Aim of the exercise | Copy out the lines that include the word "Struktura".

--*--

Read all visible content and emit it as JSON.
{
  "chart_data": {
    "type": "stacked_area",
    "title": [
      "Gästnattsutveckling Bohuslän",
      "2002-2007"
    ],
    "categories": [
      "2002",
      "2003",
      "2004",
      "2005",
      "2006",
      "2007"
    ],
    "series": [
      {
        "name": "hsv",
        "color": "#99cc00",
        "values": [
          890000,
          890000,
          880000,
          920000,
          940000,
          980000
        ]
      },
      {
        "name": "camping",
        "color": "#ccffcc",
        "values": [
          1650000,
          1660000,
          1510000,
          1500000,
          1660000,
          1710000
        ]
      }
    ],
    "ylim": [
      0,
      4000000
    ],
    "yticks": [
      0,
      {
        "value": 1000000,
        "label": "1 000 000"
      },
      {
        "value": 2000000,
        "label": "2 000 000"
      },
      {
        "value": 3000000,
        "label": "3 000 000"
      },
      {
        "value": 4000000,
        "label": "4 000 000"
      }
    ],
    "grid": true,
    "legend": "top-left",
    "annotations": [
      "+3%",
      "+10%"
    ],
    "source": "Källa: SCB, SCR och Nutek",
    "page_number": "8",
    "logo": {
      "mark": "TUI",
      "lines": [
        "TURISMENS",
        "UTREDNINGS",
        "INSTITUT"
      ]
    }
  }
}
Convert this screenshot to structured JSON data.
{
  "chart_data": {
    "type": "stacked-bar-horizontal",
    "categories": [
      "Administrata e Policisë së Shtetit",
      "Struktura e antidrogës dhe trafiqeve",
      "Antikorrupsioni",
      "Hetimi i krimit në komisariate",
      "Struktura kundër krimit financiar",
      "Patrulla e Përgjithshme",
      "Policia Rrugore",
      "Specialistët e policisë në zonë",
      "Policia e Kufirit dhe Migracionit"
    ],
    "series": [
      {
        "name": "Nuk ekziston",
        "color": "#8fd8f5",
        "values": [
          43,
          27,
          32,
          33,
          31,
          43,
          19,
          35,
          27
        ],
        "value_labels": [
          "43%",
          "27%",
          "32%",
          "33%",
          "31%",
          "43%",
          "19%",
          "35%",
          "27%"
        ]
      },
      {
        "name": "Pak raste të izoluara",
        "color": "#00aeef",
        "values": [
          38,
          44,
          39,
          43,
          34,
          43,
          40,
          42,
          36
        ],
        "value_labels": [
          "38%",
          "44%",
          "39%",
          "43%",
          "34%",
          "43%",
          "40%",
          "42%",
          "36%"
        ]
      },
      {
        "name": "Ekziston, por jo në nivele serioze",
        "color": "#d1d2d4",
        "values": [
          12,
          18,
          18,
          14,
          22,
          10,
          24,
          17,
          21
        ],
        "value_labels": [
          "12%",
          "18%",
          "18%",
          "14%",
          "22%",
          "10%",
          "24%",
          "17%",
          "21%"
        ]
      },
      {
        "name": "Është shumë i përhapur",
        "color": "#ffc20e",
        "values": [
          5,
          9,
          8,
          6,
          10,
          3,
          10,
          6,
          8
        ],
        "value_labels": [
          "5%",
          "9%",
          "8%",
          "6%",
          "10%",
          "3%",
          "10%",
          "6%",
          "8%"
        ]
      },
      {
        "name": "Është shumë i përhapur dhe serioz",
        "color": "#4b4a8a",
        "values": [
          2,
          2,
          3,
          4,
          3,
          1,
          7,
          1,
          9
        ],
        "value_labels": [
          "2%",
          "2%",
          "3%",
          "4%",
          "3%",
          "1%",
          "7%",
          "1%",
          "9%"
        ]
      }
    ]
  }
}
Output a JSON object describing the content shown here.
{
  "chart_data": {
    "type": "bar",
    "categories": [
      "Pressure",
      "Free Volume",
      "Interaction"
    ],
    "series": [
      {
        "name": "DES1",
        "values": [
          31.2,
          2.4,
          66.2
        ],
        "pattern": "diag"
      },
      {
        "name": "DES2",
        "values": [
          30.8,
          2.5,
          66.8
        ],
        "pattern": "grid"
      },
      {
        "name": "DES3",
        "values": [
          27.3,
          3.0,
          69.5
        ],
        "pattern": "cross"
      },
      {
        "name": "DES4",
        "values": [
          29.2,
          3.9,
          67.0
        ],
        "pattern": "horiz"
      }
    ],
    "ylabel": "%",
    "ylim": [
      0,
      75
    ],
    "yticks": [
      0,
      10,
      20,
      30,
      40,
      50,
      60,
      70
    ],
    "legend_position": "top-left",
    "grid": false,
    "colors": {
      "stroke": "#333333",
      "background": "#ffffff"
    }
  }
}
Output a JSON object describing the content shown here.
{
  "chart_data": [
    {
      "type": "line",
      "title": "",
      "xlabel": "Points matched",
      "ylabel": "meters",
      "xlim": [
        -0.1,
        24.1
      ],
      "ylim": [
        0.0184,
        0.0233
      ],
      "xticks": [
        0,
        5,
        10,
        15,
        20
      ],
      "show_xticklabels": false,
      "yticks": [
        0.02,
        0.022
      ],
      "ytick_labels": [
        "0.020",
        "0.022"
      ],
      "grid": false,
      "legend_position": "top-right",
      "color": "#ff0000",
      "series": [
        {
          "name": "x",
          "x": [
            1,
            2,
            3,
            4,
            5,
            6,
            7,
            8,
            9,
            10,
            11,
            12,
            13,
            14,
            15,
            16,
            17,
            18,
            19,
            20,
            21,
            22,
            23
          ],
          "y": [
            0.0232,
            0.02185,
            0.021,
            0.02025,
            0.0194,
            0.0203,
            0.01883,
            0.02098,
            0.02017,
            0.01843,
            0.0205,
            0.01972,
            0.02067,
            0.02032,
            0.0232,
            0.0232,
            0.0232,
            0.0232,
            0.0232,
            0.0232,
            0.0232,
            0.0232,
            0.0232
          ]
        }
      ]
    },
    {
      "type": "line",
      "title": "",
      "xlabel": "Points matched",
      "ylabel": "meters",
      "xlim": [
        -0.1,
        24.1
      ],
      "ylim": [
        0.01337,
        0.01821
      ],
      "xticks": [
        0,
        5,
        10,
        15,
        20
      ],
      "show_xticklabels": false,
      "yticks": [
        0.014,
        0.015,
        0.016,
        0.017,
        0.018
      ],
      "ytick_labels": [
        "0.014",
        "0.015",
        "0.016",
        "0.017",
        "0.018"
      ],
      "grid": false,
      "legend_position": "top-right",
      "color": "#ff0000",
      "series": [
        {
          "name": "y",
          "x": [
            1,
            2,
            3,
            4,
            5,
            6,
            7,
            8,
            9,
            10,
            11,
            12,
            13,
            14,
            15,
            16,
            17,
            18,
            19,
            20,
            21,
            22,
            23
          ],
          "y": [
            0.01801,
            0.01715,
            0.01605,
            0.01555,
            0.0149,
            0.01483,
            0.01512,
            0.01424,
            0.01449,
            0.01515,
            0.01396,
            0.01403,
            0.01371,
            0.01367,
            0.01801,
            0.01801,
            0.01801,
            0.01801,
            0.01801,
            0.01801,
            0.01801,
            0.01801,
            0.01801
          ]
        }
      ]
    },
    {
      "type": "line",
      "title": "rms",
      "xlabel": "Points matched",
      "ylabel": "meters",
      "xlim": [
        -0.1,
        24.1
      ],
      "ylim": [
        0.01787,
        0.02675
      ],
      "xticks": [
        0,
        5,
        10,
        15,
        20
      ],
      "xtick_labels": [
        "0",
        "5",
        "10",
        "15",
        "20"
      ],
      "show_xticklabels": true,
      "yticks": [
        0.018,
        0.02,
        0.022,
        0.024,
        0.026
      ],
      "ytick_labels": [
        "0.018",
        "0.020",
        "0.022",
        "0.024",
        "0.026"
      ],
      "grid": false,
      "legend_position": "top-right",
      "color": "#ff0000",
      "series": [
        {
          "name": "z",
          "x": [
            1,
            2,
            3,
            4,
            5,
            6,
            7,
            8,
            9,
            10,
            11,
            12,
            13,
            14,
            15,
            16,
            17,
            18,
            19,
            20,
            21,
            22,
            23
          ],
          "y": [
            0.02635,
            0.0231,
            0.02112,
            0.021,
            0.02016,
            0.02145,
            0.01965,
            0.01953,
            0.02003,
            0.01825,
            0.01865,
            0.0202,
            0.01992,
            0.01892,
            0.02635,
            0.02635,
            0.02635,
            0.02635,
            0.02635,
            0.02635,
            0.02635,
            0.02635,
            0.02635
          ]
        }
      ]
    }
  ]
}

--*--

Solution for this problem |
      "Struktura e antidrogës dhe trafiqeve",
      "Struktura kundër krimit financiar",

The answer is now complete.